▶ **EXERCISE PROMPT**:
Only a number is wanted: how many lines in the records below contain "water"?
=== INPUT ===
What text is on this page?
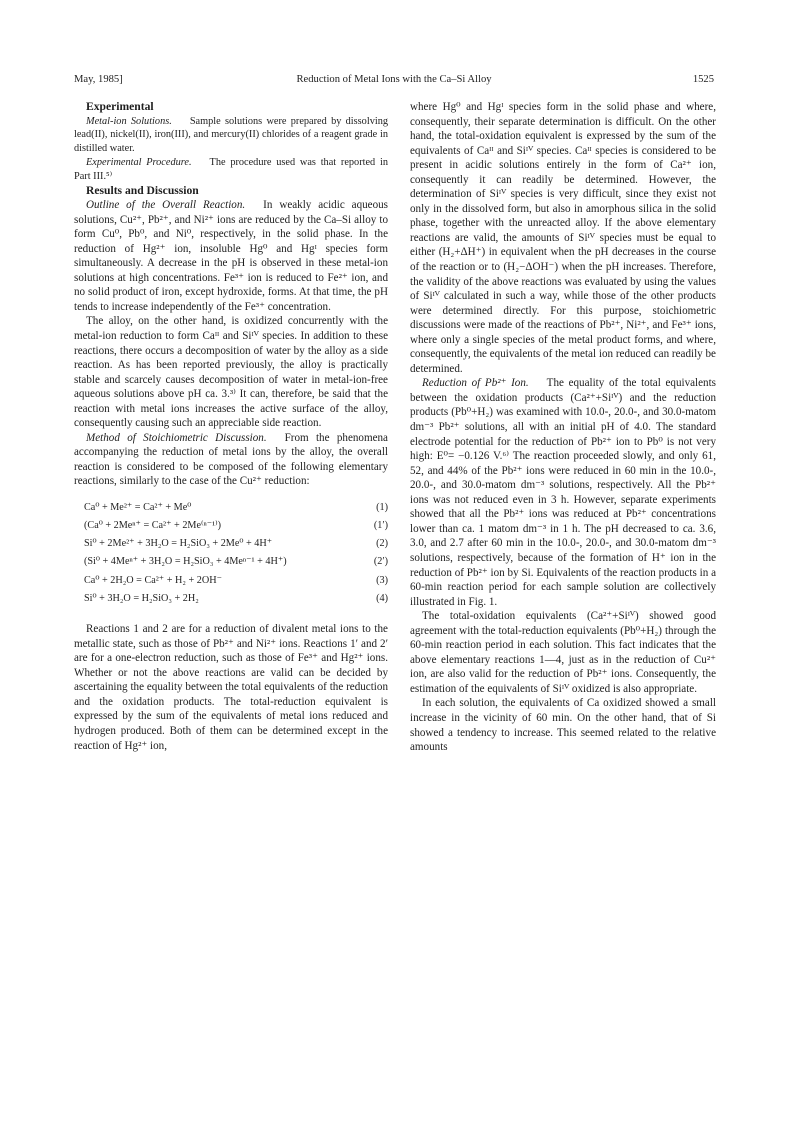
May, 1985]	Reduction of Metal Ions with the Ca–Si Alloy	1525

Experimental

Metal-ion Solutions. Sample solutions were prepared by dissolving lead(II), nickel(II), iron(III), and mercury(II) chlorides of a reagent grade in distilled water.

Experimental Procedure. The procedure used was that reported in Part III.⁵⁾

Results and Discussion

Outline of the Overall Reaction. In weakly acidic aqueous solutions, Cu²⁺, Pb²⁺, and Ni²⁺ ions are reduced by the Ca–Si alloy to form Cu⁰, Pb⁰, and Ni⁰, respectively, in the solid phase. In the reduction of Hg²⁺ ion, insoluble Hg⁰ and Hgᴵ species form simultaneously. A decrease in the pH is observed in these metal-ion solutions at high concentrations. Fe³⁺ ion is reduced to Fe²⁺ ion, and no solid product of iron, except hydroxide, forms. At that time, the pH tends to increase independently of the Fe³⁺ concentration.

The alloy, on the other hand, is oxidized concurrently with the metal-ion reduction to form Caᴵᴵ and Siᴵⱽ species. In addition to these reactions, there occurs a decomposition of water by the alloy as a side reaction. As has been reported previously, the alloy is practically stable and scarcely causes decomposition of water in metal-ion-free aqueous solutions above pH ca. 3.³⁾ It can, therefore, be said that the reaction with metal ions increases the active surface of the alloy, consequently causing such an appreciable side reaction.

Method of Stoichiometric Discussion. From the phenomena accompanying the reduction of metal ions by the alloy, the overall reaction is considered to be composed of the following elementary reactions, similarly to the case of the Cu²⁺ reduction:

Ca⁰ + Me²⁺ = Ca²⁺ + Me⁰	(1)
(Ca⁰ + 2Meⁿ⁺ = Ca²⁺ + 2Me⁽ⁿ⁻¹⁾)	(1′)
Si⁰ + 2Me²⁺ + 3H₂O = H₂SiO₃ + 2Me⁰ + 4H⁺	(2)
(Si⁰ + 4Meⁿ⁺ + 3H₂O = H₂SiO₃ + 4Meⁿ⁻¹ + 4H⁺)	(2′)
Ca⁰ + 2H₂O = Ca²⁺ + H₂ + 2OH⁻	(3)
Si⁰ + 3H₂O = H₂SiO₃ + 2H₂	(4)

Reactions 1 and 2 are for a reduction of divalent metal ions to the metallic state, such as those of Pb²⁺ and Ni²⁺ ions. Reactions 1′ and 2′ are for a one-electron reduction, such as those of Fe³⁺ and Hg²⁺ ions. Whether or not the above reactions are valid can be decided by ascertaining the equality between the total equivalents of the reduction and the oxidation products. The total-reduction equivalent is expressed by the sum of the equivalents of metal ions reduced and hydrogen produced. Both of them can be determined except in the reaction of Hg²⁺ ion,

where Hg⁰ and Hgᴵ species form in the solid phase and where, consequently, their separate determination is difficult. On the other hand, the total-oxidation equivalent is expressed by the sum of the equivalents of Caᴵᴵ and Siᴵⱽ species. Caᴵᴵ species is considered to be present in acidic solutions entirely in the form of Ca²⁺ ion, consequently it can readily be determined. However, the determination of Siᴵⱽ species is very difficult, since they exist not only in the dissolved form, but also in amorphous silica in the solid phase, together with the unreacted alloy. If the above elementary reactions are valid, the amounts of Siᴵⱽ species must be equal to either (H₂+ΔH⁺) in equivalent when the pH decreases in the course of the reaction or to (H₂−ΔOH⁻) when the pH increases. Therefore, the validity of the above reactions was evaluated by using the values of Siᴵⱽ calculated in such a way, while those of the other products were determined directly. For this purpose, stoichiometric discussions were made of the reactions of Pb²⁺, Ni²⁺, and Fe³⁺ ions, where only a single species of the metal product forms, and where, consequently, the equivalents of the metal ion reduced can readily be determined.

Reduction of Pb²⁺ Ion. The equality of the total equivalents between the oxidation products (Ca²⁺+Siᴵⱽ) and the reduction products (Pb⁰+H₂) was examined with 10.0-, 20.0-, and 30.0-matom dm⁻³ Pb²⁺ solutions, all with an initial pH of 4.0. The standard electrode potential for the reduction of Pb²⁺ ion to Pb⁰ is not very high: E⁰= −0.126 V.⁶⁾ The reaction proceeded slowly, and only 61, 52, and 44% of the Pb²⁺ ions were reduced in 60 min in the 10.0-, 20.0-, and 30.0-matom dm⁻³ solutions, respectively. All the Pb²⁺ ions was not reduced even in 3 h. However, separate experiments showed that all the Pb²⁺ ions was reduced at Pb²⁺ concentrations lower than ca. 1 matom dm⁻³ in 1 h. The pH decreased to ca. 3.6, 3.0, and 2.7 after 60 min in the 10.0-, 20.0-, and 30.0-matom dm⁻³ solutions, respectively, because of the formation of H⁺ ion in the reduction of Pb²⁺ ion by Si. Equivalents of the reaction products in a 60-min reaction period for each sample solution are collectively illustrated in Fig. 1.

The total-oxidation equivalents (Ca²⁺+Siᴵⱽ) showed good agreement with the total-reduction equivalents (Pb⁰+H₂) through the 60-min reaction period in each solution. This fact indicates that the above elementary reactions 1—4, just as in the reduction of Cu²⁺ ion, are also valid for the reduction of Pb²⁺ ions. Consequently, the estimation of the equivalents of Siᴵⱽ oxidized is also appropriate.

In each solution, the equivalents of Ca oxidized showed a small increase in the vicinity of 60 min. On the other hand, that of Si showed a tendency to increase. This seemed related to the relative amounts
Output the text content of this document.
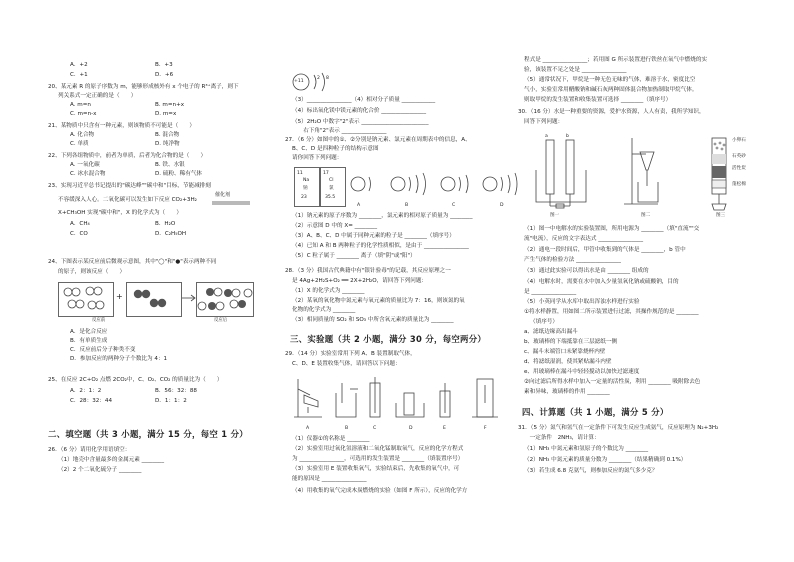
A．+2	B．+3
C．+1	D．+6
20、某元素 R 的原子序数为 m，能够形成核外有 x 个电子的 R³⁺离子，则下
列关系式一定正确的是（　　）
A. m=n	B. m=n+x
C. m=n-x	D. m=x
21、某物质中只含有一种元素，则该物质不可能是（　　）
A. 化合物	B. 混合物
C. 单质	D. 纯净物
22、下列各组物质中，前者为单质，后者为化合物的是（　　）
A. 一氧化碳	B. 铁、水银
C. 冰水混合物	D. 硫粉、稀有气体
23、实现习近平总书记提出的"碳达峰""碳中和"目标，节能减排刻
催化剂
不容缓深入人心。二氧化碳可以发生如下反应 CO₂+3H₂
X+CH₃OH 实现"碳中和"，X 的化学式为（　　）
A．CH₄	B．H₂O
C．CO	D．C₂H₅OH
24、下图表示某反应前后微观示意图，其中"◯"和"●"表示两种不同
的原子，则该反应（　　）
+
反应前	反应后
A．是化合反应
B．有单质生成
C．反应前后分子种类不变
D．参加反应的两种分子个数比为 4：1
25、在反应 2C+O₂ 点燃 2CO₂中，C、O₂、CO₂ 的质量比为（　　）
A．2：1：2	B．56：32：88
C．28：32：44	D．1：1：2
二、填空题（共 3 小题，满分 15 分，每空 1 分）
26．（6 分）请用化学用语填空：
（1）地壳中含量最多的金属元素 ________
（2）2 个二氧化硫分子 ________
+11
2 8
（3）________________（4）相对分子质量 ____________
（4）标出氧化镁中镁元素的化合价 ________________
（5）2H₂O 中数字"2"表示 ________________________
　　右下角"2"表示 ________________
27．（6 分）如图中的①、②分别是钠元素、氯元素在周期表中的信息，A、
B、C、D 是四种粒子的结构示意图
请你回答下列问题：
11
Na
钠
23
17
Cl
氯
35.5
A	B	C	D
（1）钠元素的原子序数为 ________，氯元素的相对原子质量为 ________
（2）示意图 D 中的 X= ________
（3）A、B、C、D 中属于同种元素的粒子是 ________（填序号）
（4）已知 A 和 B 两种粒子的化学性质相似，是由于 ________________
（5）C 粒子属于 ________ 离子（填"阴"或"阳"）
28．（3 分）我国古代典籍中有"银针验毒"的记载，其反应原理之一
是 4Ag+2H₂S+O₂ ══ 2X+2H₂O，请回答下列问题：
（1）X 的化学式为 ________
（2）某氧的氧化物中氮元素与氧元素的质量比为 7：16，则该氮的氧
化物的化学式为 ________
（3）相同质量的 SO₂ 和 SO₃ 中所含氧元素的质量比为 ________
三、实验题（共 2 小题，满分 30 分，每空两分）
29．（14 分）实验室常用下列 A、B 装置制取气体，
C、D、E 装置收集气体，请回答以下问题：
A	B	C	D	E	F
（1）仪器①的名称是 ________
（2）实验室用过氧化氢溶液和二氧化锰制取氧气，反应的化学方程式
为 ________________，可选用的发生装置是 ________（填装置序号）
（3）实验室用 E 装置收集氧气，实验结束后，先收集的氧气中，可
能的原因是 ________________
（4）用收集的氧气完成木炭燃烧的实验（如图 F 所示），反应的化学方
程式是 ________________；若用图 G 所示装置进行铁丝在氧气中燃烧的实
验，该装置不足之处是 ________________
（5）通常状况下，甲烷是一种无色无味的气体，难溶于水，密度比空
气小，实验室常用醋酸钠和碱石灰两种固体混合物加热制取甲烷气体。
则取甲烷的发生装置和收集装置可选择 ________（填序号）
30．（16 分）水是一种重要的资源，爱护水资源，人人有责，我所学知识，
回答下列问题：
a	b
小卵石
石英砂
活性炭
蓬松棉
图一	图二	图三
（1）图一中电解水的实验装置图，所用电源为 ________（填"直流""交
流"电流），反应的文字表达式 ________________
（2）通电一段时间后，甲管中收集到的气体是 ________，b 管中
产生气体的检验方法 ________________
（3）通过此实验可以得出水是由 ________ 组成的
（4）电解水时，需要在水中加入少量氢氧化钠或硫酸钠，目的
是 ________________
（5）小英同学从水库中取出浑浊水样进行实验
①将水样静置，用如图二所示装置进行过滤，其操作规范的是 ________
（填序号）
a、滤纸边缘高出漏斗
b、玻璃棒的下端抵靠在三层滤纸一侧
c、漏斗末端管口未紧靠烧杯内壁
d、将滤纸湿润，使其紧贴漏斗内壁
e、用玻璃棒在漏斗中轻轻搅动以加快过滤速度
②向过滤后所得水样中加入一定量的活性炭，利用 ________ 吸附除去色
素和异味，玻璃棒的作用 ________
四、计算题（共 1 小题，满分 5 分）
31．（5 分）氮气和氢气在一定条件下可发生反应生成氨气，反应原理为 N₂+3H₂
　一定条件　2NH₃，请计算：
（1）NH₃ 中氮元素和氢原子的个数比为 ________
（2）NH₃ 中氮元素的质量分数为 ________（结果精确到 0.1%）
（3）若生成 6.8 克氨气，则参加反应的氮气多少克？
===
▶ **TASK RESULT**:
2